- Instruction:
Repeat all entries exactly.

- Material for this task:
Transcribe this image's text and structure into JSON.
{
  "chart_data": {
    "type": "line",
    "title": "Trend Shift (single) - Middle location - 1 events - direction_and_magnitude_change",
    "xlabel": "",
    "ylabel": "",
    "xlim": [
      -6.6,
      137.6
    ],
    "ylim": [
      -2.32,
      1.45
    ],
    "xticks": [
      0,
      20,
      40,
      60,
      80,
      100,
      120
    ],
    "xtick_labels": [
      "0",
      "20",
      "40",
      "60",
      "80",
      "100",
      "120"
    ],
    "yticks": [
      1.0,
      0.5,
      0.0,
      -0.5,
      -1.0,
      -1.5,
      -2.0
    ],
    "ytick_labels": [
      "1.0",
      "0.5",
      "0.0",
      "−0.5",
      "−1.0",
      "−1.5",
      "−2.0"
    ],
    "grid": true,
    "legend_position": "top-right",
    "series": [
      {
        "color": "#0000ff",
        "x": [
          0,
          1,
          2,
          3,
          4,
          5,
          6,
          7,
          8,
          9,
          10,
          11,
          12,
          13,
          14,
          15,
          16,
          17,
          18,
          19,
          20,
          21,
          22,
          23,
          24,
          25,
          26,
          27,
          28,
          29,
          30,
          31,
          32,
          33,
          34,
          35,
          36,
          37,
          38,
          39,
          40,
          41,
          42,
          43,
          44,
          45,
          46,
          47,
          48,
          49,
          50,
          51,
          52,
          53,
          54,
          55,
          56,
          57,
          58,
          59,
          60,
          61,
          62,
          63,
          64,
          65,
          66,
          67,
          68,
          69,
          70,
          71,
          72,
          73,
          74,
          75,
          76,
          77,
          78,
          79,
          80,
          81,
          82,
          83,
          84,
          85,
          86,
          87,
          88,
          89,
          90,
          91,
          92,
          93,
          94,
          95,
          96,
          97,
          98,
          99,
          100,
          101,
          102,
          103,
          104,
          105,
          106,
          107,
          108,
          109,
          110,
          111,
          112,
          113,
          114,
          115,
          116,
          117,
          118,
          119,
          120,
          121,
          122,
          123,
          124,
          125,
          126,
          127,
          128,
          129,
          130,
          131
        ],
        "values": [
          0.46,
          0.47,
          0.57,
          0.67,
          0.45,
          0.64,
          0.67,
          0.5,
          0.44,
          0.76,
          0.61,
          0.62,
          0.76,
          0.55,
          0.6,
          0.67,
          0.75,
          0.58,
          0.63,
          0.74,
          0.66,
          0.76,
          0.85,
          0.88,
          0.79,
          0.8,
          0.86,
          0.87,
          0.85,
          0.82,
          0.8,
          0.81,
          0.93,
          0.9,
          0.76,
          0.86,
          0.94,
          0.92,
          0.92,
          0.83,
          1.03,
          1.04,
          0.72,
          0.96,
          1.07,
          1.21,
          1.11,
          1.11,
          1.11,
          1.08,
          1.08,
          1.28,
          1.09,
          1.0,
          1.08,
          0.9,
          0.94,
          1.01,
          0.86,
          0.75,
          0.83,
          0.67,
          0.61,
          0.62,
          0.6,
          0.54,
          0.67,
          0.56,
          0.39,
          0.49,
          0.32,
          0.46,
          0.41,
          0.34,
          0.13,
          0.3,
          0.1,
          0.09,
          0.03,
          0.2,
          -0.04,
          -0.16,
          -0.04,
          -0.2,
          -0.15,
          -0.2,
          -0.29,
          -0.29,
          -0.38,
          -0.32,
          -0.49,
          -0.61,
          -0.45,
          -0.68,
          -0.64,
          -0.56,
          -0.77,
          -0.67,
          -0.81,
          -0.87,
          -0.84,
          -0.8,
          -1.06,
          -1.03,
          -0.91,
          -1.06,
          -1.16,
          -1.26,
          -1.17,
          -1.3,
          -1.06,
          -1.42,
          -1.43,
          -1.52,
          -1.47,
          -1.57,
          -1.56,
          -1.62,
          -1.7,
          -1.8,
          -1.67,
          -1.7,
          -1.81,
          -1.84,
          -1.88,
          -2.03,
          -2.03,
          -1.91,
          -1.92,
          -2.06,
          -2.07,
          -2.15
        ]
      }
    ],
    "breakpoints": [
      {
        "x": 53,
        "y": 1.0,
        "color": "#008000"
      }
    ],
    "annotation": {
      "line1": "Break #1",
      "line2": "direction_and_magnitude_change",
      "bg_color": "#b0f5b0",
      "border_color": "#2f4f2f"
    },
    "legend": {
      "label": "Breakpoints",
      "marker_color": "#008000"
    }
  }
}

- Result below:
Transcribe this image's text and structure into JSON.
{
  "chart_data": {
    "type": "line",
    "title": "Trend Shift (single) - Middle location - 1 events - direction_and_magnitude_change",
    "xlabel": "",
    "ylabel": "",
    "xlim": [
      -6.6,
      137.6
    ],
    "ylim": [
      -2.32,
      1.45
    ],
    "xticks": [
      0,
      20,
      40,
      60,
      80,
      100,
      120
    ],
    "xtick_labels": [
      "0",
      "20",
      "40",
      "60",
      "80",
      "100",
      "120"
    ],
    "yticks": [
      1.0,
      0.5,
      0.0,
      -0.5,
      -1.0,
      -1.5,
      -2.0
    ],
    "ytick_labels": [
      "1.0",
      "0.5",
      "0.0",
      "−0.5",
      "−1.0",
      "−1.5",
      "−2.0"
    ],
    "grid": true,
    "legend_position": "top-right",
    "series": [
      {
        "color": "#0000ff",
        "x": [
          0,
          1,
          2,
          3,
          4,
          5,
          6,
          7,
          8,
          9,
          10,
          11,
          12,
          13,
          14,
          15,
          16,
          17,
          18,
          19,
          20,
          21,
          22,
          23,
          24,
          25,
          26,
          27,
          28,
          29,
          30,
          31,
          32,
          33,
          34,
          35,
          36,
          37,
          38,
          39,
          40,
          41,
          42,
          43,
          44,
          45,
          46,
          47,
          48,
          49,
          50,
          51,
          52,
          53,
          54,
          55,
          56,
          57,
          58,
          59,
          60,
          61,
          62,
          63,
          64,
          65,
          66,
          67,
          68,
          69,
          70,
          71,
          72,
          73,
          74,
          75,
          76,
          77,
          78,
          79,
          80,
          81,
          82,
          83,
          84,
          85,
          86,
          87,
          88,
          89,
          90,
          91,
          92,
          93,
          94,
          95,
          96,
          97,
          98,
          99,
          100,
          101,
          102,
          103,
          104,
          105,
          106,
          107,
          108,
          109,
          110,
          111,
          112,
          113,
          114,
          115,
          116,
          117,
          118,
          119,
          120,
          121,
          122,
          123,
          124,
          125,
          126,
          127,
          128,
          129,
          130,
          131
        ],
        "values": [
          0.46,
          0.47,
          0.57,
          0.67,
          0.45,
          0.64,
          0.67,
          0.5,
          0.44,
          0.76,
          0.61,
          0.62,
          0.76,
          0.55,
          0.6,
          0.67,
          0.75,
          0.58,
          0.63,
          0.74,
          0.66,
          0.76,
          0.85,
          0.88,
          0.79,
          0.8,
          0.86,
          0.87,
          0.85,
          0.82,
          0.8,
          0.81,
          0.93,
          0.9,
          0.76,
          0.86,
          0.94,
          0.92,
          0.92,
          0.83,
          1.03,
          1.04,
          0.72,
          0.96,
          1.07,
          1.21,
          1.11,
          1.11,
          1.11,
          1.08,
          1.08,
          1.28,
          1.09,
          1.0,
          1.08,
          0.9,
          0.94,
          1.01,
          0.86,
          0.75,
          0.83,
          0.67,
          0.61,
          0.62,
          0.6,
          0.54,
          0.67,
          0.56,
          0.39,
          0.49,
          0.32,
          0.46,
          0.41,
          0.34,
          0.13,
          0.3,
          0.1,
          0.09,
          0.03,
          0.2,
          -0.04,
          -0.16,
          -0.04,
          -0.2,
          -0.15,
          -0.2,
          -0.29,
          -0.29,
          -0.38,
          -0.32,
          -0.49,
          -0.61,
          -0.45,
          -0.68,
          -0.64,
          -0.56,
          -0.77,
          -0.67,
          -0.81,
          -0.87,
          -0.84,
          -0.8,
          -1.06,
          -1.03,
          -0.91,
          -1.06,
          -1.16,
          -1.26,
          -1.17,
          -1.3,
          -1.06,
          -1.42,
          -1.43,
          -1.52,
          -1.47,
          -1.57,
          -1.56,
          -1.62,
          -1.7,
          -1.8,
          -1.67,
          -1.7,
          -1.81,
          -1.84,
          -1.88,
          -2.03,
          -2.03,
          -1.91,
          -1.92,
          -2.06,
          -2.07,
          -2.15
        ]
      }
    ],
    "breakpoints": [
      {
        "x": 53,
        "y": 1.0,
        "color": "#008000"
      }
    ],
    "annotation": {
      "line1": "Break #1",
      "line2": "direction_and_magnitude_change",
      "bg_color": "#b0f5b0",
      "border_color": "#2f4f2f"
    },
    "legend": {
      "label": "Breakpoints",
      "marker_color": "#008000"
    }
  }
}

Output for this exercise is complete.